- _DO THIS_
Pictures do not belong in the copy; quote every entry below exactly.

- _MATERIAL TO PROCESS_
__________

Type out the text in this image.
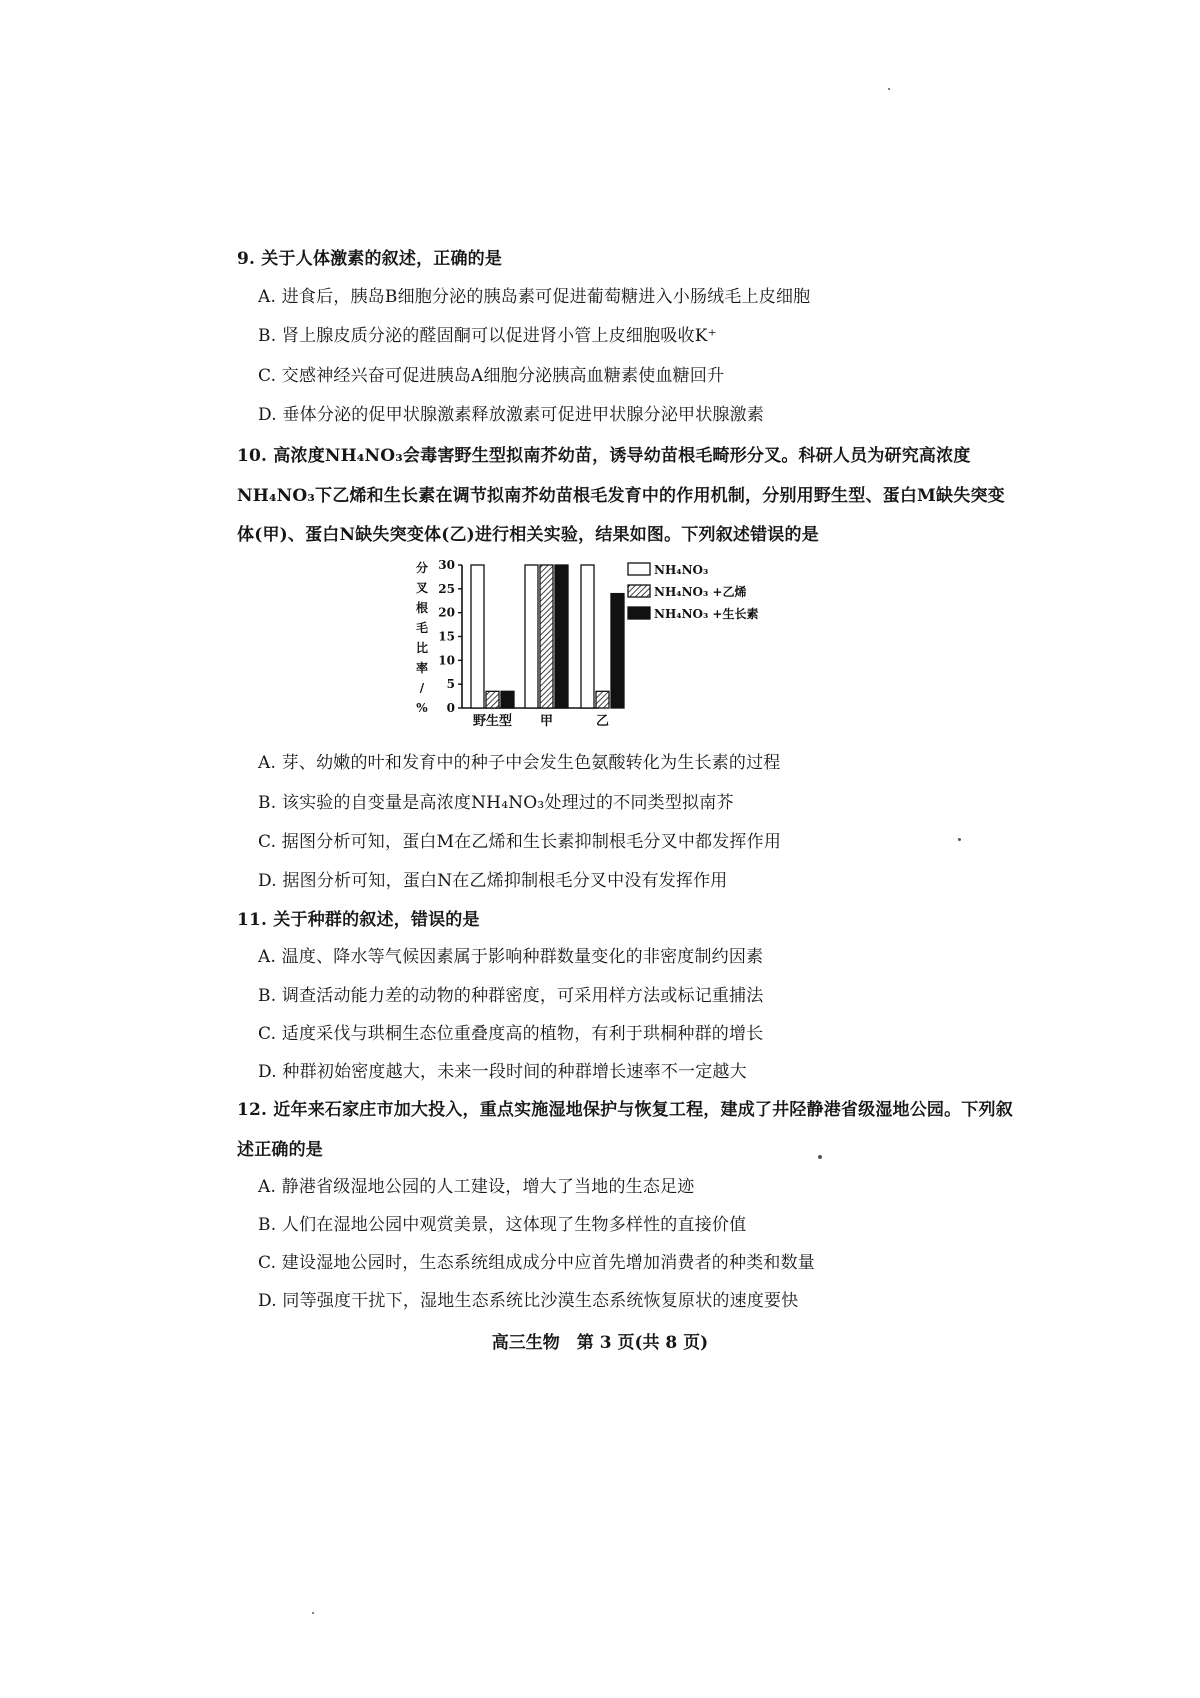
9. 关于人体激素的叙述，正确的是
A. 进食后，胰岛B细胞分泌的胰岛素可促进葡萄糖进入小肠绒毛上皮细胞
B. 肾上腺皮质分泌的醛固酮可以促进肾小管上皮细胞吸收K⁺
C. 交感神经兴奋可促进胰岛A细胞分泌胰高血糖素使血糖回升
D. 垂体分泌的促甲状腺激素释放激素可促进甲状腺分泌甲状腺激素
10. 高浓度NH₄NO₃会毒害野生型拟南芥幼苗，诱导幼苗根毛畸形分叉。科研人员为研究高浓度
NH₄NO₃下乙烯和生长素在调节拟南芥幼苗根毛发育中的作用机制，分别用野生型、蛋白M缺失突变
体(甲)、蛋白N缺失突变体(乙)进行相关实验，结果如图。下列叙述错误的是
分
叉
根
毛
比
率
/
% 0
5
10
15
20
25
30
野生型 甲	乙
NH₄NO₃
NH₄NO₃ +乙烯
NH₄NO₃ +生长素
A. 芽、幼嫩的叶和发育中的种子中会发生色氨酸转化为生长素的过程
B. 该实验的自变量是高浓度NH₄NO₃处理过的不同类型拟南芥
C. 据图分析可知，蛋白M在乙烯和生长素抑制根毛分叉中都发挥作用
D. 据图分析可知，蛋白N在乙烯抑制根毛分叉中没有发挥作用
11. 关于种群的叙述，错误的是
A. 温度、降水等气候因素属于影响种群数量变化的非密度制约因素
B. 调查活动能力差的动物的种群密度，可采用样方法或标记重捕法
C. 适度采伐与珙桐生态位重叠度高的植物，有利于珙桐种群的增长
D. 种群初始密度越大，未来一段时间的种群增长速率不一定越大
12. 近年来石家庄市加大投入，重点实施湿地保护与恢复工程，建成了井陉静港省级湿地公园。下列叙
述正确的是
A. 静港省级湿地公园的人工建设，增大了当地的生态足迹
B. 人们在湿地公园中观赏美景，这体现了生物多样性的直接价值
C. 建设湿地公园时，生态系统组成成分中应首先增加消费者的种类和数量
D. 同等强度干扰下，湿地生态系统比沙漠生态系统恢复原状的速度要快
高三生物　第 3 页(共 8 页)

__________

- _COMPLETED EXERCISE_
Type out the text in this image.
9. 关于人体激素的叙述，正确的是
A. 进食后，胰岛B细胞分泌的胰岛素可促进葡萄糖进入小肠绒毛上皮细胞
B. 肾上腺皮质分泌的醛固酮可以促进肾小管上皮细胞吸收K⁺
C. 交感神经兴奋可促进胰岛A细胞分泌胰高血糖素使血糖回升
D. 垂体分泌的促甲状腺激素释放激素可促进甲状腺分泌甲状腺激素
10. 高浓度NH₄NO₃会毒害野生型拟南芥幼苗，诱导幼苗根毛畸形分叉。科研人员为研究高浓度
NH₄NO₃下乙烯和生长素在调节拟南芥幼苗根毛发育中的作用机制，分别用野生型、蛋白M缺失突变
体(甲)、蛋白N缺失突变体(乙)进行相关实验，结果如图。下列叙述错误的是
分
叉
根
毛
比
率
/
% 0
5
10
15
20
25
30
野生型 甲	乙
NH₄NO₃
NH₄NO₃ +乙烯
NH₄NO₃ +生长素
A. 芽、幼嫩的叶和发育中的种子中会发生色氨酸转化为生长素的过程
B. 该实验的自变量是高浓度NH₄NO₃处理过的不同类型拟南芥
C. 据图分析可知，蛋白M在乙烯和生长素抑制根毛分叉中都发挥作用
D. 据图分析可知，蛋白N在乙烯抑制根毛分叉中没有发挥作用
11. 关于种群的叙述，错误的是
A. 温度、降水等气候因素属于影响种群数量变化的非密度制约因素
B. 调查活动能力差的动物的种群密度，可采用样方法或标记重捕法
C. 适度采伐与珙桐生态位重叠度高的植物，有利于珙桐种群的增长
D. 种群初始密度越大，未来一段时间的种群增长速率不一定越大
12. 近年来石家庄市加大投入，重点实施湿地保护与恢复工程，建成了井陉静港省级湿地公园。下列叙
述正确的是
A. 静港省级湿地公园的人工建设，增大了当地的生态足迹
B. 人们在湿地公园中观赏美景，这体现了生物多样性的直接价值
C. 建设湿地公园时，生态系统组成成分中应首先增加消费者的种类和数量
D. 同等强度干扰下，湿地生态系统比沙漠生态系统恢复原状的速度要快
高三生物　第 3 页(共 8 页)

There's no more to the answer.